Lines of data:
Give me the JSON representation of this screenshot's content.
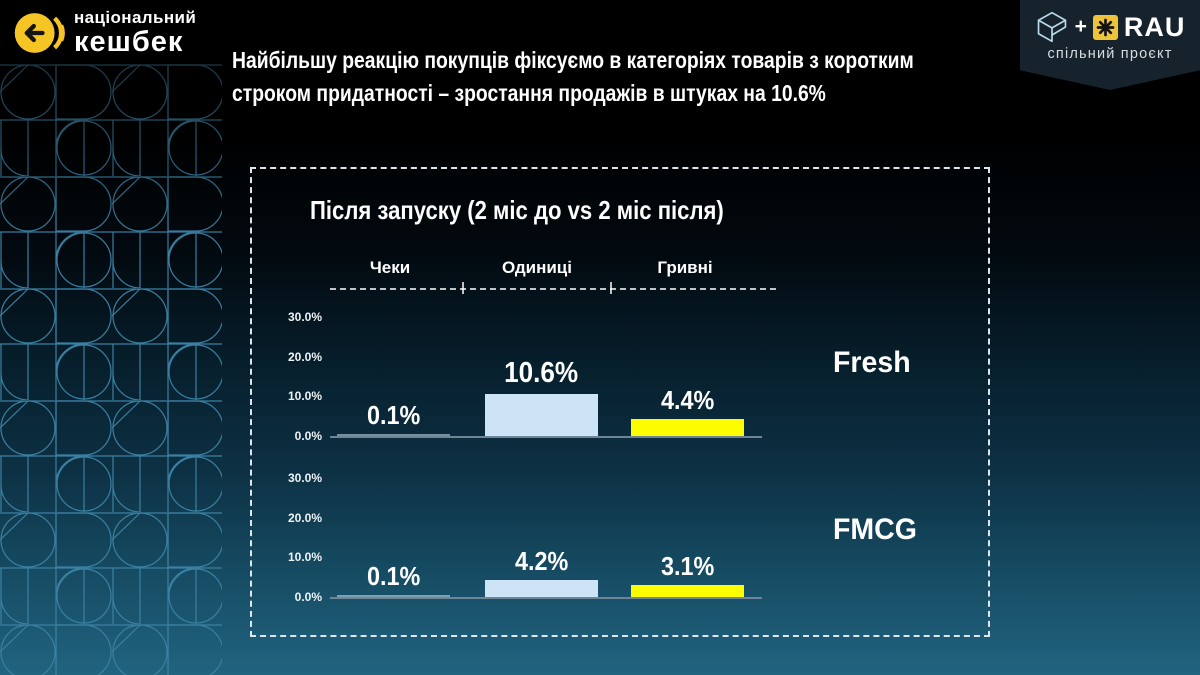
{
  "brand": {
    "line1": "національний",
    "line2": "кешбек"
  },
  "headline": {
    "line1": "Найбільшу реакцію покупців фіксуємо в категоріях товарів з коротким",
    "line2": "строком придатності – зростання продажів в штуках на 10.6%"
  },
  "partner": {
    "plus": "+",
    "name": "RAU",
    "subtitle": "спільний проєкт"
  },
  "panel": {
    "title": "Після запуску (2 міс до vs 2 міс після)",
    "columns": [
      "Чеки",
      "Одиниці",
      "Гривні"
    ],
    "y_ticks": [
      "30.0%",
      "20.0%",
      "10.0%",
      "0.0%"
    ],
    "rows": [
      {
        "label": "Fresh",
        "values": [
          "0.1%",
          "10.6%",
          "4.4%"
        ]
      },
      {
        "label": "FMCG",
        "values": [
          "0.1%",
          "4.2%",
          "3.1%"
        ]
      }
    ]
  },
  "colors": {
    "bar_blue": "#cde4f6",
    "bar_yellow": "#fdfd00",
    "brand_yellow": "#f5c425",
    "background_teal": "#216480"
  },
  "chart_data": [
    {
      "type": "bar",
      "group": "Fresh",
      "title": "Після запуску (2 міс до vs 2 міс після)",
      "categories": [
        "Чеки",
        "Одиниці",
        "Гривні"
      ],
      "values": [
        0.1,
        10.6,
        4.4
      ],
      "unit": "%",
      "ylim": [
        0,
        30
      ],
      "yticks": [
        0,
        10,
        20,
        30
      ],
      "bar_colors": [
        "rgba(210,228,238,0.55)",
        "#cde4f6",
        "#fdfd00"
      ],
      "grid": false,
      "legend": false
    },
    {
      "type": "bar",
      "group": "FMCG",
      "title": "Після запуску (2 міс до vs 2 міс після)",
      "categories": [
        "Чеки",
        "Одиниці",
        "Гривні"
      ],
      "values": [
        0.1,
        4.2,
        3.1
      ],
      "unit": "%",
      "ylim": [
        0,
        30
      ],
      "yticks": [
        0,
        10,
        20,
        30
      ],
      "bar_colors": [
        "rgba(210,228,238,0.55)",
        "#cde4f6",
        "#fdfd00"
      ],
      "grid": false,
      "legend": false
    }
  ]
}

- [TASK]:
Omit the pictures. Output every record above word for word.

- [WRITTEN REPLY]:
Give me the JSON representation of this screenshot's content.
{
  "brand": {
    "line1": "національний",
    "line2": "кешбек"
  },
  "headline": {
    "line1": "Найбільшу реакцію покупців фіксуємо в категоріях товарів з коротким",
    "line2": "строком придатності – зростання продажів в штуках на 10.6%"
  },
  "partner": {
    "plus": "+",
    "name": "RAU",
    "subtitle": "спільний проєкт"
  },
  "panel": {
    "title": "Після запуску (2 міс до vs 2 міс після)",
    "columns": [
      "Чеки",
      "Одиниці",
      "Гривні"
    ],
    "y_ticks": [
      "30.0%",
      "20.0%",
      "10.0%",
      "0.0%"
    ],
    "rows": [
      {
        "label": "Fresh",
        "values": [
          "0.1%",
          "10.6%",
          "4.4%"
        ]
      },
      {
        "label": "FMCG",
        "values": [
          "0.1%",
          "4.2%",
          "3.1%"
        ]
      }
    ]
  },
  "colors": {
    "bar_blue": "#cde4f6",
    "bar_yellow": "#fdfd00",
    "brand_yellow": "#f5c425",
    "background_teal": "#216480"
  },
  "chart_data": [
    {
      "type": "bar",
      "group": "Fresh",
      "title": "Після запуску (2 міс до vs 2 міс після)",
      "categories": [
        "Чеки",
        "Одиниці",
        "Гривні"
      ],
      "values": [
        0.1,
        10.6,
        4.4
      ],
      "unit": "%",
      "ylim": [
        0,
        30
      ],
      "yticks": [
        0,
        10,
        20,
        30
      ],
      "bar_colors": [
        "rgba(210,228,238,0.55)",
        "#cde4f6",
        "#fdfd00"
      ],
      "grid": false,
      "legend": false
    },
    {
      "type": "bar",
      "group": "FMCG",
      "title": "Після запуску (2 міс до vs 2 міс після)",
      "categories": [
        "Чеки",
        "Одиниці",
        "Гривні"
      ],
      "values": [
        0.1,
        4.2,
        3.1
      ],
      "unit": "%",
      "ylim": [
        0,
        30
      ],
      "yticks": [
        0,
        10,
        20,
        30
      ],
      "bar_colors": [
        "rgba(210,228,238,0.55)",
        "#cde4f6",
        "#fdfd00"
      ],
      "grid": false,
      "legend": false
    }
  ]
}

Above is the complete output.